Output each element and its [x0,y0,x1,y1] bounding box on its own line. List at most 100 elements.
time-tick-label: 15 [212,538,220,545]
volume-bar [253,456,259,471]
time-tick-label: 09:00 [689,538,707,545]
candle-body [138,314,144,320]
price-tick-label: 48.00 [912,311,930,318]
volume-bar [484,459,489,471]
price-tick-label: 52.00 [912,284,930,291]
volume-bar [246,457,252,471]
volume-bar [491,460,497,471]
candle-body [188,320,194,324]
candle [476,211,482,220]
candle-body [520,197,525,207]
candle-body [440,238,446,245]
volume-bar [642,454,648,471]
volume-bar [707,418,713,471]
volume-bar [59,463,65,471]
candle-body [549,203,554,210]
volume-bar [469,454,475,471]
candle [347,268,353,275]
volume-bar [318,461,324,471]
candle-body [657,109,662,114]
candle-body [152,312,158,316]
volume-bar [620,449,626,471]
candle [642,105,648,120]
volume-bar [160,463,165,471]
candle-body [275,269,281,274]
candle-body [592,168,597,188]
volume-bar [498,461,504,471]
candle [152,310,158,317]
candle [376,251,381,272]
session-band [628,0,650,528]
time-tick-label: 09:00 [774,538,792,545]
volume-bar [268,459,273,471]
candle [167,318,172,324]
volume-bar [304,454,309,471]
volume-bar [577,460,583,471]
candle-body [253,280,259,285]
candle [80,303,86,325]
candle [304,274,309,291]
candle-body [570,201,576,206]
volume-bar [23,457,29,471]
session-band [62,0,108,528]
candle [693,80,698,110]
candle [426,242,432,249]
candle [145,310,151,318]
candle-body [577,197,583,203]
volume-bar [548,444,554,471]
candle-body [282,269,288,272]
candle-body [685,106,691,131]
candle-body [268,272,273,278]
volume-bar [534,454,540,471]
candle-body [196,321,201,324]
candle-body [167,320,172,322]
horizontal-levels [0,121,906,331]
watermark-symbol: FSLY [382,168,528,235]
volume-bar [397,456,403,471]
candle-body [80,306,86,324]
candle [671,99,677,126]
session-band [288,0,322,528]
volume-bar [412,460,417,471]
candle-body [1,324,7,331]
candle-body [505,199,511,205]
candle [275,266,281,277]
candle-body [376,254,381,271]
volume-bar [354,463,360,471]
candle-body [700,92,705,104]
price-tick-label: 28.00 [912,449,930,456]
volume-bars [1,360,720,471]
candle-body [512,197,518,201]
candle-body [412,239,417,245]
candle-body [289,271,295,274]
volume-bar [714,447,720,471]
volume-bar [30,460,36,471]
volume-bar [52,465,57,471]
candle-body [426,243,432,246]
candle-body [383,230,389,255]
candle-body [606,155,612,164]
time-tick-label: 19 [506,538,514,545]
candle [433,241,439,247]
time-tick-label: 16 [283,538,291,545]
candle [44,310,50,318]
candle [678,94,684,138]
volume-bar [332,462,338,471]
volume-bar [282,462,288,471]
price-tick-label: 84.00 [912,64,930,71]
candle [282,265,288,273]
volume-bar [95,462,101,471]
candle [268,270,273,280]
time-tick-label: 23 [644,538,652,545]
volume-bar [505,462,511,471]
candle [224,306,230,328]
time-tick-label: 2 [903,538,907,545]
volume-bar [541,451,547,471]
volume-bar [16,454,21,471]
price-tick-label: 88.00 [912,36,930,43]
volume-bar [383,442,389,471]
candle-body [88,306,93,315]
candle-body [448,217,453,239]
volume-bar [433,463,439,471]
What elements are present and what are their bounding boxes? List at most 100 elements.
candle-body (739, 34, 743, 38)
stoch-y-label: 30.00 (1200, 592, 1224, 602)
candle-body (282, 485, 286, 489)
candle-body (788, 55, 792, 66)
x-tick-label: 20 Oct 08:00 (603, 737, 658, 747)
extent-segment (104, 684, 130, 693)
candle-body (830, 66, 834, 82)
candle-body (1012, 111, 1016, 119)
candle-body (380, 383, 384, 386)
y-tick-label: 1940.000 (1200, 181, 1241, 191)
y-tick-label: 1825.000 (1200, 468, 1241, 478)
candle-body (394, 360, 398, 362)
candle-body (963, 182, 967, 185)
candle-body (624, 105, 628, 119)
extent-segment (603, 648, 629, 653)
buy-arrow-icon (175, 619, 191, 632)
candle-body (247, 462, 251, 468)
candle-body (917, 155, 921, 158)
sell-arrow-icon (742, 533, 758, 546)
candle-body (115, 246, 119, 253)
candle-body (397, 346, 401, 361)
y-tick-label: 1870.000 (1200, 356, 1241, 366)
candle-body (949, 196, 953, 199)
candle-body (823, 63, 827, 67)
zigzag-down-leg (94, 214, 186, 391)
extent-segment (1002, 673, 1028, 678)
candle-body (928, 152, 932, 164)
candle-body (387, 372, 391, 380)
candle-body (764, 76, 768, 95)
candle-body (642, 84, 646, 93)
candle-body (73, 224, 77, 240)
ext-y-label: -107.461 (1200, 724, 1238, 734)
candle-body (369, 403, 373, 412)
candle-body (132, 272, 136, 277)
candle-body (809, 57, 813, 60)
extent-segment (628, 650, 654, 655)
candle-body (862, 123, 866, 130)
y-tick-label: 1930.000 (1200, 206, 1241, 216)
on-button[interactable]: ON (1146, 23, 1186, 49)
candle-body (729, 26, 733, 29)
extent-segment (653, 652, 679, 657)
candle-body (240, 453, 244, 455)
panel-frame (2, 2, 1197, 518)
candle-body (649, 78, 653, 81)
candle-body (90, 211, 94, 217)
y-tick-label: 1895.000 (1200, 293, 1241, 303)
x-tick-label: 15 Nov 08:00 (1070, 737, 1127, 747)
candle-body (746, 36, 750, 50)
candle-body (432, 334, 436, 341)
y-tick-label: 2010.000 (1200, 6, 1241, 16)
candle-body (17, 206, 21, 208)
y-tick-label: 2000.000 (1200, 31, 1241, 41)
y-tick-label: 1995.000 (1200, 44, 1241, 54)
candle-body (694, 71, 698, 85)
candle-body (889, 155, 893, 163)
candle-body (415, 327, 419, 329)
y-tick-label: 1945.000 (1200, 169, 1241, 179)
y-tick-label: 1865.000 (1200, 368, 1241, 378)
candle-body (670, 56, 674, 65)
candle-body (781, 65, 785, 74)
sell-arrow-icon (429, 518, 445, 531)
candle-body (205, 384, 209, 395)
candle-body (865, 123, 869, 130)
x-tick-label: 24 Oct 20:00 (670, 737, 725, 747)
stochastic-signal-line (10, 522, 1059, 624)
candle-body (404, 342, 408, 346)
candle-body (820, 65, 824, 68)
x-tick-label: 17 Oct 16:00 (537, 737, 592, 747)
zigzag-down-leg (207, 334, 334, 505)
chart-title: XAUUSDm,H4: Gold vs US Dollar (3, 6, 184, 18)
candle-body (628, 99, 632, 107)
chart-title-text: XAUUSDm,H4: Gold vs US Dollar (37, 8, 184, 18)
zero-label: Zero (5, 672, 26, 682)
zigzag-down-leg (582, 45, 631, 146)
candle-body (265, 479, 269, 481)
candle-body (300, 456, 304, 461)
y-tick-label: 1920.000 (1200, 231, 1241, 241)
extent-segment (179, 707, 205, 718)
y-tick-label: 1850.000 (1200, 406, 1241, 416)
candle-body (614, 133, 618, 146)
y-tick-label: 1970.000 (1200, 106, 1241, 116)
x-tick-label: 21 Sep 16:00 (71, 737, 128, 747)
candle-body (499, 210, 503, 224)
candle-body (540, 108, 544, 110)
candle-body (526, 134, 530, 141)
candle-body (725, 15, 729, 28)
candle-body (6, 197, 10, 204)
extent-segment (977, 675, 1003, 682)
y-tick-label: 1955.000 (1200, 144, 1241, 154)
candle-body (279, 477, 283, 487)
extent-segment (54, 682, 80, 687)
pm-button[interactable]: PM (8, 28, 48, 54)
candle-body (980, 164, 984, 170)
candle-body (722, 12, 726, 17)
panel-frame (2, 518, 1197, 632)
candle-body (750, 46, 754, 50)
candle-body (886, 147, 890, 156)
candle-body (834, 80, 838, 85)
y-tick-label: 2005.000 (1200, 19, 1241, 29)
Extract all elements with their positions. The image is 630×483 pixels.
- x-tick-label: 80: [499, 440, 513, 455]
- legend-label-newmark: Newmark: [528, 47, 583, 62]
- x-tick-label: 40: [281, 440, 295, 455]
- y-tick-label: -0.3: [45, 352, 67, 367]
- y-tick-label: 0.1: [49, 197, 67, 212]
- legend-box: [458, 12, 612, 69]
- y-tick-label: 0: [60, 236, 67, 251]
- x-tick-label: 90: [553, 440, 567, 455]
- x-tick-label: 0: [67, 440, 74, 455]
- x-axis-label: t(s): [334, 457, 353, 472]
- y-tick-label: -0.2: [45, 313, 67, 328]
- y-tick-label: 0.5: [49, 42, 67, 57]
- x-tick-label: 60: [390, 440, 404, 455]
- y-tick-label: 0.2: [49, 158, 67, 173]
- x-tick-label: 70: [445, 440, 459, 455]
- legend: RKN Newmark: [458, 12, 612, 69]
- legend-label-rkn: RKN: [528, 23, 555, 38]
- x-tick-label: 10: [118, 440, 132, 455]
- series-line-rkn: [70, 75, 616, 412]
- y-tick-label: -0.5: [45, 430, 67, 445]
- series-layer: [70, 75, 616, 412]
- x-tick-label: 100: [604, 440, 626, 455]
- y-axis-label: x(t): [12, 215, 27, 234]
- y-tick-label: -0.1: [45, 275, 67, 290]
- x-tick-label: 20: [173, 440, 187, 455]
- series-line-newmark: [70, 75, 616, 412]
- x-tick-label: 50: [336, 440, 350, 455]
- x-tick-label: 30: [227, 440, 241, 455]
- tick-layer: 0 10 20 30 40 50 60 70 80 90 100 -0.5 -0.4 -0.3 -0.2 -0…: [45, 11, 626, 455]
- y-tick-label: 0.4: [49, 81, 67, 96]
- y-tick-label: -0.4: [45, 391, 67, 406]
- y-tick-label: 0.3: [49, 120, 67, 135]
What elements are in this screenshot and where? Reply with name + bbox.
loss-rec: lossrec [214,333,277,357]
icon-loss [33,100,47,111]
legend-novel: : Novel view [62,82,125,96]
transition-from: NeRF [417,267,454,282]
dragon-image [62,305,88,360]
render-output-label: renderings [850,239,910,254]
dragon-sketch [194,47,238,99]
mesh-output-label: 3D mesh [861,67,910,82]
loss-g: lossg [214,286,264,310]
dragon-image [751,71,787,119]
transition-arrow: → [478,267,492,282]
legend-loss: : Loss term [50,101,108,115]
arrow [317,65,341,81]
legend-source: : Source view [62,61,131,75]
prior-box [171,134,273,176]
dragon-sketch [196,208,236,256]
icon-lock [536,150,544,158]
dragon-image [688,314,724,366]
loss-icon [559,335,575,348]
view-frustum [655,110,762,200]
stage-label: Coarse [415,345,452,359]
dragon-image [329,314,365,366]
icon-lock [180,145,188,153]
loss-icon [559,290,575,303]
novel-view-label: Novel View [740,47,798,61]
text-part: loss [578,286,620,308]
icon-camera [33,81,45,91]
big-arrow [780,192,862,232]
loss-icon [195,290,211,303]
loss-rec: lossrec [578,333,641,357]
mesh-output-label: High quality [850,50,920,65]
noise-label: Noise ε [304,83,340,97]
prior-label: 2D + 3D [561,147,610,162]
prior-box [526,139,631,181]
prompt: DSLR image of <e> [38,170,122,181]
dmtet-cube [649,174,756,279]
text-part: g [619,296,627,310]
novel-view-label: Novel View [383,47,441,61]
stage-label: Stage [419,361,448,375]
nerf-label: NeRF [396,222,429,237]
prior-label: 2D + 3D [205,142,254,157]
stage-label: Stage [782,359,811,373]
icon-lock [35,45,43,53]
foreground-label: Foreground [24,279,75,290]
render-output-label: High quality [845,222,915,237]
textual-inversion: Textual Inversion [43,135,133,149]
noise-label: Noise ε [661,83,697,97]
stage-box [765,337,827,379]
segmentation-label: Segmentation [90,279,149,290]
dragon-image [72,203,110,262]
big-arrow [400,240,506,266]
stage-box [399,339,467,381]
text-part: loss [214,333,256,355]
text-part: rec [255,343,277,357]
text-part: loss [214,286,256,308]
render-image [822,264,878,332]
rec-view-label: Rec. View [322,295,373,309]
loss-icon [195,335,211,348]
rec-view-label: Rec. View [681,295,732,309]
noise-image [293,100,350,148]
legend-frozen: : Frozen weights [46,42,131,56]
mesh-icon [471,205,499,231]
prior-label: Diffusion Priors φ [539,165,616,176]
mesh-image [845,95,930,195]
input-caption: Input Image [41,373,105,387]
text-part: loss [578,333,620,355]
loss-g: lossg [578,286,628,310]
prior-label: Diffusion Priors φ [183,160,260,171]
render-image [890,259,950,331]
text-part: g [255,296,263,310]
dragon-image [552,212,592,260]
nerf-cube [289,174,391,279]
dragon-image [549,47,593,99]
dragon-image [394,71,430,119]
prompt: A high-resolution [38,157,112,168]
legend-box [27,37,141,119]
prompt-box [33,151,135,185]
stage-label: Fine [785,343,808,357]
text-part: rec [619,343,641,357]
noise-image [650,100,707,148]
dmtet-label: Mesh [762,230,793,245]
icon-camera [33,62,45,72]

□ □ □ □ □

■ Your objective
Write out the data as a JSON list of strings, one string per line with blank lines dropped, from the first line through the line holding "volume-bar [620,449,626,471]", inclusive.

■ Final answer
[
  "Output each element and its [x0,y0,x1,y1] bounding box on its own line. List at most 100 elements.",
  "time-tick-label: 15 [212,538,220,545]",
  "volume-bar [253,456,259,471]",
  "time-tick-label: 09:00 [689,538,707,545]",
  "candle-body [138,314,144,320]",
  "price-tick-label: 48.00 [912,311,930,318]",
  "volume-bar [484,459,489,471]",
  "price-tick-label: 52.00 [912,284,930,291]",
  "volume-bar [246,457,252,471]",
  "volume-bar [491,460,497,471]",
  "candle-body [188,320,194,324]",
  "candle [476,211,482,220]",
  "candle-body [520,197,525,207]",
  "candle-body [440,238,446,245]",
  "volume-bar [642,454,648,471]",
  "volume-bar [707,418,713,471]",
  "volume-bar [59,463,65,471]",
  "candle-body [549,203,554,210]",
  "volume-bar [469,454,475,471]",
  "candle [347,268,353,275]",
  "volume-bar [318,461,324,471]",
  "candle-body [657,109,662,114]",
  "candle-body [152,312,158,316]",
  "volume-bar [620,449,626,471]"
]